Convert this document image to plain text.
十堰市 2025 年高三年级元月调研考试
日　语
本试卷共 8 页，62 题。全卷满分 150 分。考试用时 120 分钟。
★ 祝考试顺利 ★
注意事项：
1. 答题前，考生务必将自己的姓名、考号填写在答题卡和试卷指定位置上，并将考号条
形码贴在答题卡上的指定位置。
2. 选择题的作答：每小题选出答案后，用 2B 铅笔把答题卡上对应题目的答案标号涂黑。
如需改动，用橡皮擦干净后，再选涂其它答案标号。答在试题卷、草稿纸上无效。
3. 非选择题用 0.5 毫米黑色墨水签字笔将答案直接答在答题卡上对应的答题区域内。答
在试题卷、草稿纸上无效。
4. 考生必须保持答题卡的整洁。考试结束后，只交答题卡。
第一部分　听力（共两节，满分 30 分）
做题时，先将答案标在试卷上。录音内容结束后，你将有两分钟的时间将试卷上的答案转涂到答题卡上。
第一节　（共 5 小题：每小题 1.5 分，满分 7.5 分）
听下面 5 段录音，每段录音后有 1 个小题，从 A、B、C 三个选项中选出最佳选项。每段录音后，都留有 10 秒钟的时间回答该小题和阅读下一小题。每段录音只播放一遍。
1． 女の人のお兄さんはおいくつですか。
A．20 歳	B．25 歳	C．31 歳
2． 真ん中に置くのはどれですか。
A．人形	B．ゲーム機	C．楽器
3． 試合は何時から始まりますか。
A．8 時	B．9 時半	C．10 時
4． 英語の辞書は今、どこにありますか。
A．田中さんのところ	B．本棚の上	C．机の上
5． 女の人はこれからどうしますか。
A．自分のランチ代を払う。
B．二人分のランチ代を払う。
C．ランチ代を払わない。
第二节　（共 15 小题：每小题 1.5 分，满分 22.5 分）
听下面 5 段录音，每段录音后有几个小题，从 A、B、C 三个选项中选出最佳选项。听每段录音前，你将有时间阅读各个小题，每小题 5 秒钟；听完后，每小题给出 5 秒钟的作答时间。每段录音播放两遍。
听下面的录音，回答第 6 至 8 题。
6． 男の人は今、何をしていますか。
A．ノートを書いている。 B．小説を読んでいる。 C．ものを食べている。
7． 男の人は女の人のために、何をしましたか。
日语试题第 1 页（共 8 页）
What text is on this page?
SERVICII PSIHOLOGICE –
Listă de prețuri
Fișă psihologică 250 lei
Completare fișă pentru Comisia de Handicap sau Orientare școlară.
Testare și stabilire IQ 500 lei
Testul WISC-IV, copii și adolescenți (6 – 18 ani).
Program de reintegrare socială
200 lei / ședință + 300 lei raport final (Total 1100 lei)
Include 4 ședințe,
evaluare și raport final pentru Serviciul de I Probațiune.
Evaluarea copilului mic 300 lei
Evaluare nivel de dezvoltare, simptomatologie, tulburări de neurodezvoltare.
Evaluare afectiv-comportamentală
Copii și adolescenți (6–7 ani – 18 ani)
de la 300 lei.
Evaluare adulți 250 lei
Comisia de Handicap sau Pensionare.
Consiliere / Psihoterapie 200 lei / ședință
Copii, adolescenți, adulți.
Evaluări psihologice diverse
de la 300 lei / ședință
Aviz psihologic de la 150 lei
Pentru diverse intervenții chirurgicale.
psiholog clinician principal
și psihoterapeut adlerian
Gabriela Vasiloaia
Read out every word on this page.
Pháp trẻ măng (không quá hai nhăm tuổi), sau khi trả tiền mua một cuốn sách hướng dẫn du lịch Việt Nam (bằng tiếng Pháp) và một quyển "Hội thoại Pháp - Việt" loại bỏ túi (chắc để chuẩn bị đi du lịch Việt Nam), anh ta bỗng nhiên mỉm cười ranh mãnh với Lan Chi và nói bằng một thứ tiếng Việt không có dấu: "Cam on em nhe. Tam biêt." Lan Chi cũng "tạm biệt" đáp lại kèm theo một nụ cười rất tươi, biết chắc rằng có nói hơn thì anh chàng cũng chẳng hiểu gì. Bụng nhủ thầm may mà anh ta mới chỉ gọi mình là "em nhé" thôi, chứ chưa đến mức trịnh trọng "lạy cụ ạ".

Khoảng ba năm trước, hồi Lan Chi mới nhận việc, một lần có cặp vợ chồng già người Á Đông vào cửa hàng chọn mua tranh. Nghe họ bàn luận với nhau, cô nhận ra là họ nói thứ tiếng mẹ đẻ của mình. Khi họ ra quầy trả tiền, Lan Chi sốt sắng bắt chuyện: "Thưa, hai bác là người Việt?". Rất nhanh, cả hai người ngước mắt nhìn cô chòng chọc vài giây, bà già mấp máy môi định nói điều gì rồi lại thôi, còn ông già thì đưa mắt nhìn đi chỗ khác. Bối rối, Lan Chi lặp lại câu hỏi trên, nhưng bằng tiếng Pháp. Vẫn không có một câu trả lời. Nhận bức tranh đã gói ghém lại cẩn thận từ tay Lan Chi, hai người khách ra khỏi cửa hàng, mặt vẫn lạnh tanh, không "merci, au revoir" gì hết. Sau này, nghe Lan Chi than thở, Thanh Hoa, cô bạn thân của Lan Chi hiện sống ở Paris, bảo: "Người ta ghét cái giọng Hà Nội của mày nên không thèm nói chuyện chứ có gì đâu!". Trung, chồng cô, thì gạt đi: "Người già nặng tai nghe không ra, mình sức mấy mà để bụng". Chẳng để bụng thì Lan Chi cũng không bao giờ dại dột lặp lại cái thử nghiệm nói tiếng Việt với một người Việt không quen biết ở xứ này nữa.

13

#### SHORT TASK:
Return all of the data precisely as it appears.

#### FINISHED TASK:
Convert this document image to plain text.
十堰市 2025 年高三年级元月调研考试
日　语
本试卷共 8 页，62 题。全卷满分 150 分。考试用时 120 分钟。
★ 祝考试顺利 ★
注意事项：
1. 答题前，考生务必将自己的姓名、考号填写在答题卡和试卷指定位置上，并将考号条
形码贴在答题卡上的指定位置。
2. 选择题的作答：每小题选出答案后，用 2B 铅笔把答题卡上对应题目的答案标号涂黑。
如需改动，用橡皮擦干净后，再选涂其它答案标号。答在试题卷、草稿纸上无效。
3. 非选择题用 0.5 毫米黑色墨水签字笔将答案直接答在答题卡上对应的答题区域内。答
在试题卷、草稿纸上无效。
4. 考生必须保持答题卡的整洁。考试结束后，只交答题卡。
第一部分　听力（共两节，满分 30 分）
做题时，先将答案标在试卷上。录音内容结束后，你将有两分钟的时间将试卷上的答案转涂到答题卡上。
第一节　（共 5 小题：每小题 1.5 分，满分 7.5 分）
听下面 5 段录音，每段录音后有 1 个小题，从 A、B、C 三个选项中选出最佳选项。每段录音后，都留有 10 秒钟的时间回答该小题和阅读下一小题。每段录音只播放一遍。
1． 女の人のお兄さんはおいくつですか。
A．20 歳	B．25 歳	C．31 歳
2． 真ん中に置くのはどれですか。
A．人形	B．ゲーム機	C．楽器
3． 試合は何時から始まりますか。
A．8 時	B．9 時半	C．10 時
4． 英語の辞書は今、どこにありますか。
A．田中さんのところ	B．本棚の上	C．机の上
5． 女の人はこれからどうしますか。
A．自分のランチ代を払う。
B．二人分のランチ代を払う。
C．ランチ代を払わない。
第二节　（共 15 小题：每小题 1.5 分，满分 22.5 分）
听下面 5 段录音，每段录音后有几个小题，从 A、B、C 三个选项中选出最佳选项。听每段录音前，你将有时间阅读各个小题，每小题 5 秒钟；听完后，每小题给出 5 秒钟的作答时间。每段录音播放两遍。
听下面的录音，回答第 6 至 8 题。
6． 男の人は今、何をしていますか。
A．ノートを書いている。 B．小説を読んでいる。 C．ものを食べている。
7． 男の人は女の人のために、何をしましたか。
日语试题第 1 页（共 8 页）
What text is on this page?
SERVICII PSIHOLOGICE –
Listă de prețuri
Fișă psihologică 250 lei
Completare fișă pentru Comisia de Handicap sau Orientare școlară.
Testare și stabilire IQ 500 lei
Testul WISC-IV, copii și adolescenți (6 – 18 ani).
Program de reintegrare socială
200 lei / ședință + 300 lei raport final (Total 1100 lei)
Include 4 ședințe,
evaluare și raport final pentru Serviciul de I Probațiune.
Evaluarea copilului mic 300 lei
Evaluare nivel de dezvoltare, simptomatologie, tulburări de neurodezvoltare.
Evaluare afectiv-comportamentală
Copii și adolescenți (6–7 ani – 18 ani)
de la 300 lei.
Evaluare adulți 250 lei
Comisia de Handicap sau Pensionare.
Consiliere / Psihoterapie 200 lei / ședință
Copii, adolescenți, adulți.
Evaluări psihologice diverse
de la 300 lei / ședință
Aviz psihologic de la 150 lei
Pentru diverse intervenții chirurgicale.
psiholog clinician principal
și psihoterapeut adlerian
Gabriela Vasiloaia
Read out every word on this page.
Pháp trẻ măng (không quá hai nhăm tuổi), sau khi trả tiền mua một cuốn sách hướng dẫn du lịch Việt Nam (bằng tiếng Pháp) và một quyển "Hội thoại Pháp - Việt" loại bỏ túi (chắc để chuẩn bị đi du lịch Việt Nam), anh ta bỗng nhiên mỉm cười ranh mãnh với Lan Chi và nói bằng một thứ tiếng Việt không có dấu: "Cam on em nhe. Tam biêt." Lan Chi cũng "tạm biệt" đáp lại kèm theo một nụ cười rất tươi, biết chắc rằng có nói hơn thì anh chàng cũng chẳng hiểu gì. Bụng nhủ thầm may mà anh ta mới chỉ gọi mình là "em nhé" thôi, chứ chưa đến mức trịnh trọng "lạy cụ ạ".

Khoảng ba năm trước, hồi Lan Chi mới nhận việc, một lần có cặp vợ chồng già người Á Đông vào cửa hàng chọn mua tranh. Nghe họ bàn luận với nhau, cô nhận ra là họ nói thứ tiếng mẹ đẻ của mình. Khi họ ra quầy trả tiền, Lan Chi sốt sắng bắt chuyện: "Thưa, hai bác là người Việt?". Rất nhanh, cả hai người ngước mắt nhìn cô chòng chọc vài giây, bà già mấp máy môi định nói điều gì rồi lại thôi, còn ông già thì đưa mắt nhìn đi chỗ khác. Bối rối, Lan Chi lặp lại câu hỏi trên, nhưng bằng tiếng Pháp. Vẫn không có một câu trả lời. Nhận bức tranh đã gói ghém lại cẩn thận từ tay Lan Chi, hai người khách ra khỏi cửa hàng, mặt vẫn lạnh tanh, không "merci, au revoir" gì hết. Sau này, nghe Lan Chi than thở, Thanh Hoa, cô bạn thân của Lan Chi hiện sống ở Paris, bảo: "Người ta ghét cái giọng Hà Nội của mày nên không thèm nói chuyện chứ có gì đâu!". Trung, chồng cô, thì gạt đi: "Người già nặng tai nghe không ra, mình sức mấy mà để bụng". Chẳng để bụng thì Lan Chi cũng không bao giờ dại dột lặp lại cái thử nghiệm nói tiếng Việt với một người Việt không quen biết ở xứ này nữa.

13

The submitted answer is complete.